--- Work to do ---
Repeat the listing that follows, character for character, minus the pictures.

--- Material supplied ---
_ _ _ _ _
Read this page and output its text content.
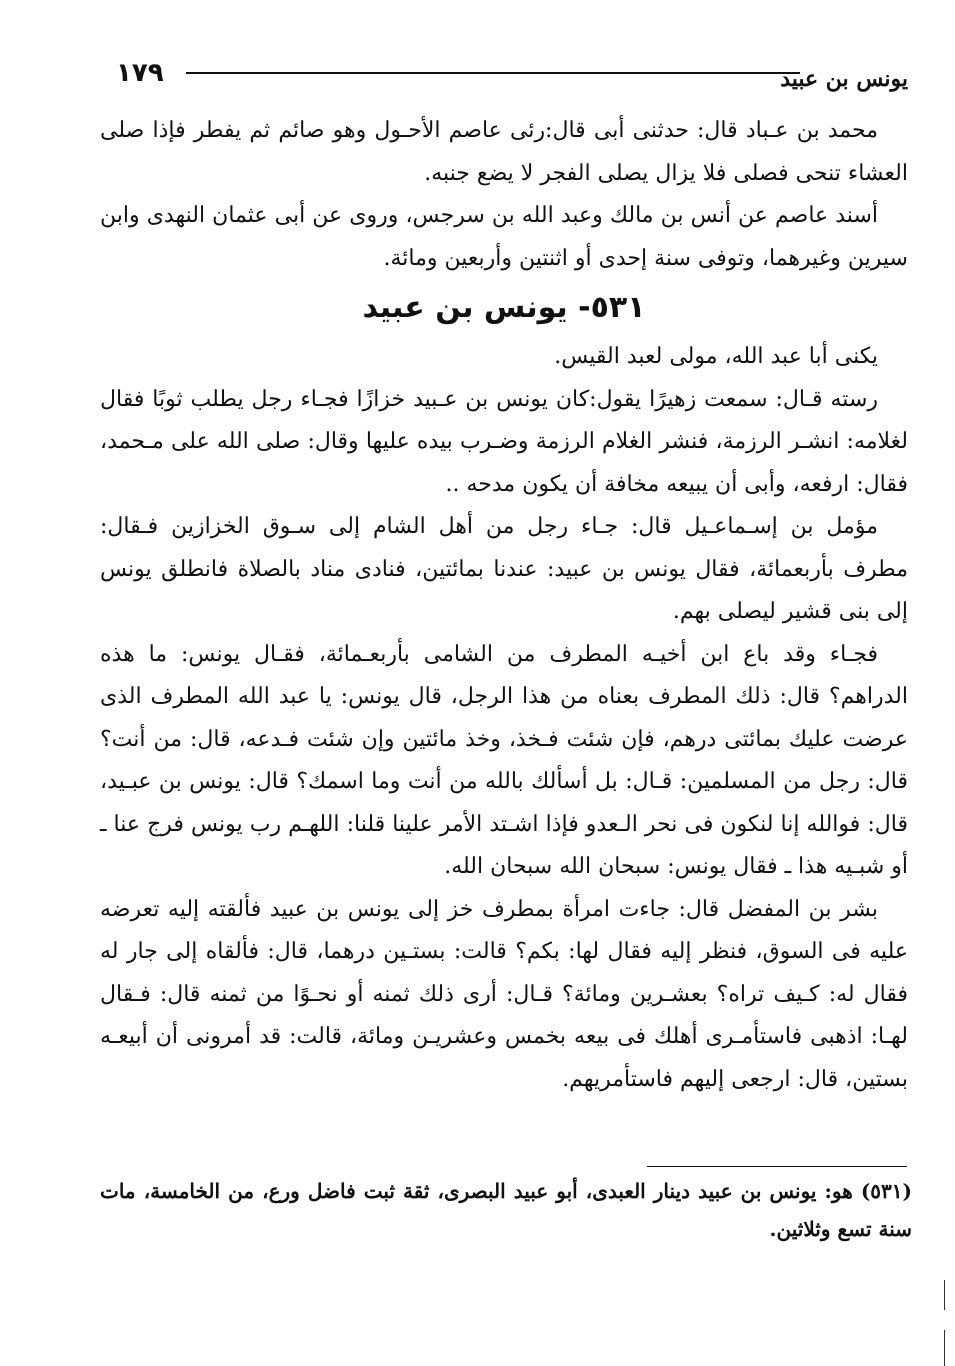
١٧٩	يونس بن عبيد

محمد بن عـباد قال: حدثنى أبى قال:رئى عاصم الأحـول وهو صائم ثم يفطر فإذا صلى العشاء تنحى فصلى فلا يزال يصلى الفجر لا يضع جنبه.

أسند عاصم عن أنس بن مالك وعبد الله بن سرجس، وروى عن أبى عثمان النهدى وابن سيرين وغيرهما، وتوفى سنة إحدى أو اثنتين وأربعين ومائة.

٥٣١- يونس بن عبيد

يكنى أبا عبد الله، مولى لعبد القيس.

رسته قـال: سمعت زهيرًا يقول:كان يونس بن عـبيد خزازًا فجـاء رجل يطلب ثوبًا فقال لغلامه: انشـر الرزمة، فنشر الغلام الرزمة وضـرب بيده عليها وقال: صلى الله على مـحمد، فقال: ارفعه، وأبى أن يبيعه مخافة أن يكون مدحه ..

مؤمل بن إسـماعـيل قال: جـاء رجل من أهل الشام إلى سـوق الخزازين فـقال: مطرف بأربعمائة، فقال يونس بن عبيد: عندنا بمائتين، فنادى مناد بالصلاة فانطلق يونس إلى بنى قشير ليصلى بهم.

فجـاء وقد باع ابن أخيـه المطرف من الشامى بأربعـمائة، فقـال يونس: ما هذه الدراهم؟ قال: ذلك المطرف بعناه من هذا الرجل، قال يونس: يا عبد الله المطرف الذى عرضت عليك بمائتى درهم، فإن شئت فـخذ، وخذ مائتين وإن شئت فـدعه، قال: من أنت؟ قال: رجل من المسلمين: قـال: بل أسألك بالله من أنت وما اسمك؟ قال: يونس بن عبـيد، قال: فوالله إنا لنكون فى نحر الـعدو فإذا اشـتد الأمر علينا قلنا: اللهـم رب يونس فرج عنا ـ أو شبـيه هذا ـ فقال يونس: سبحان الله سبحان الله.

بشر بن المفضل قال: جاءت امرأة بمطرف خز إلى يونس بن عبيد فألقته إليه تعرضه عليه فى السوق، فنظر إليه فقال لها: بكم؟ قالت: بستـين درهما، قال: فألقاه إلى جار له فقال له: كـيف تراه؟ بعشـرين ومائة؟ قـال: أرى ذلك ثمنه أو نحـوًا من ثمنه قال: فـقال لهـا: اذهبى فاستأمـرى أهلك فى بيعه بخمس وعشريـن ومائة، قالت: قد أمرونى أن أبيعـه بستين، قال: ارجعى إليهم فاستأمريهم.

(٥٣١) هو: يونس بن عبيد دينار العبدى، أبو عبيد البصرى، ثقة ثبت فاضل ورع، من الخامسة، مات سنة تسع وثلاثين.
_ _ _ _ _
--- Reply ---
Read this page and output its text content.
١٧٩	يونس بن عبيد

محمد بن عـباد قال: حدثنى أبى قال:رئى عاصم الأحـول وهو صائم ثم يفطر فإذا صلى العشاء تنحى فصلى فلا يزال يصلى الفجر لا يضع جنبه.

أسند عاصم عن أنس بن مالك وعبد الله بن سرجس، وروى عن أبى عثمان النهدى وابن سيرين وغيرهما، وتوفى سنة إحدى أو اثنتين وأربعين ومائة.

٥٣١- يونس بن عبيد

يكنى أبا عبد الله، مولى لعبد القيس.

رسته قـال: سمعت زهيرًا يقول:كان يونس بن عـبيد خزازًا فجـاء رجل يطلب ثوبًا فقال لغلامه: انشـر الرزمة، فنشر الغلام الرزمة وضـرب بيده عليها وقال: صلى الله على مـحمد، فقال: ارفعه، وأبى أن يبيعه مخافة أن يكون مدحه ..

مؤمل بن إسـماعـيل قال: جـاء رجل من أهل الشام إلى سـوق الخزازين فـقال: مطرف بأربعمائة، فقال يونس بن عبيد: عندنا بمائتين، فنادى مناد بالصلاة فانطلق يونس إلى بنى قشير ليصلى بهم.

فجـاء وقد باع ابن أخيـه المطرف من الشامى بأربعـمائة، فقـال يونس: ما هذه الدراهم؟ قال: ذلك المطرف بعناه من هذا الرجل، قال يونس: يا عبد الله المطرف الذى عرضت عليك بمائتى درهم، فإن شئت فـخذ، وخذ مائتين وإن شئت فـدعه، قال: من أنت؟ قال: رجل من المسلمين: قـال: بل أسألك بالله من أنت وما اسمك؟ قال: يونس بن عبـيد، قال: فوالله إنا لنكون فى نحر الـعدو فإذا اشـتد الأمر علينا قلنا: اللهـم رب يونس فرج عنا ـ أو شبـيه هذا ـ فقال يونس: سبحان الله سبحان الله.

بشر بن المفضل قال: جاءت امرأة بمطرف خز إلى يونس بن عبيد فألقته إليه تعرضه عليه فى السوق، فنظر إليه فقال لها: بكم؟ قالت: بستـين درهما، قال: فألقاه إلى جار له فقال له: كـيف تراه؟ بعشـرين ومائة؟ قـال: أرى ذلك ثمنه أو نحـوًا من ثمنه قال: فـقال لهـا: اذهبى فاستأمـرى أهلك فى بيعه بخمس وعشريـن ومائة، قالت: قد أمرونى أن أبيعـه بستين، قال: ارجعى إليهم فاستأمريهم.

(٥٣١) هو: يونس بن عبيد دينار العبدى، أبو عبيد البصرى، ثقة ثبت فاضل ورع، من الخامسة، مات سنة تسع وثلاثين.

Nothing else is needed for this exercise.